• _Your task_
From the entries, copy each line that includes "devono".

Task input: Begin

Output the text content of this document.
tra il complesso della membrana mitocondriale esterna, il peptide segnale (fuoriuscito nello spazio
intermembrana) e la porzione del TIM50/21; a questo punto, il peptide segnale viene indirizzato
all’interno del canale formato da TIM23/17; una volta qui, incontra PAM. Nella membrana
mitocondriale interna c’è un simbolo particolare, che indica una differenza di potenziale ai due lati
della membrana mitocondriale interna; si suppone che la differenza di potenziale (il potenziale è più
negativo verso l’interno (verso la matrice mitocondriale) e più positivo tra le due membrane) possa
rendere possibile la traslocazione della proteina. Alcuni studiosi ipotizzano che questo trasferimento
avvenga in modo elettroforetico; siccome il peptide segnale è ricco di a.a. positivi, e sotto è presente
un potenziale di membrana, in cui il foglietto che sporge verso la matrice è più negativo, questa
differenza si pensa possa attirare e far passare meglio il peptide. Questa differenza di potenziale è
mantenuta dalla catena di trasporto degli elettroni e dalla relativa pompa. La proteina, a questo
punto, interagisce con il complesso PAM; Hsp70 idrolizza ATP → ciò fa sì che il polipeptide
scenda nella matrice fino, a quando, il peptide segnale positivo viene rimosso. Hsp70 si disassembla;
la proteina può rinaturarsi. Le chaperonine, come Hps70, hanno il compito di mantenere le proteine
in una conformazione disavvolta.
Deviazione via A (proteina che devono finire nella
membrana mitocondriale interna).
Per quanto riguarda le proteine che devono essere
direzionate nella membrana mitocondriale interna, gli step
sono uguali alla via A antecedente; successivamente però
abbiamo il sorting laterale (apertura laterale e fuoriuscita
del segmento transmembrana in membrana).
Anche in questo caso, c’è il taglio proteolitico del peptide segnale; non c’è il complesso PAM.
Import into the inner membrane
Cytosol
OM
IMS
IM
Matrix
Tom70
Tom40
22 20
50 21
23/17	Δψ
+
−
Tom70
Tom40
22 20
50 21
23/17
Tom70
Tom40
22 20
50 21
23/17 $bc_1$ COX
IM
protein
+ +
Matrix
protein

Task input: End

• _Output_
Deviazione via A (proteina che devono finire nella
Per quanto riguarda le proteine che devono essere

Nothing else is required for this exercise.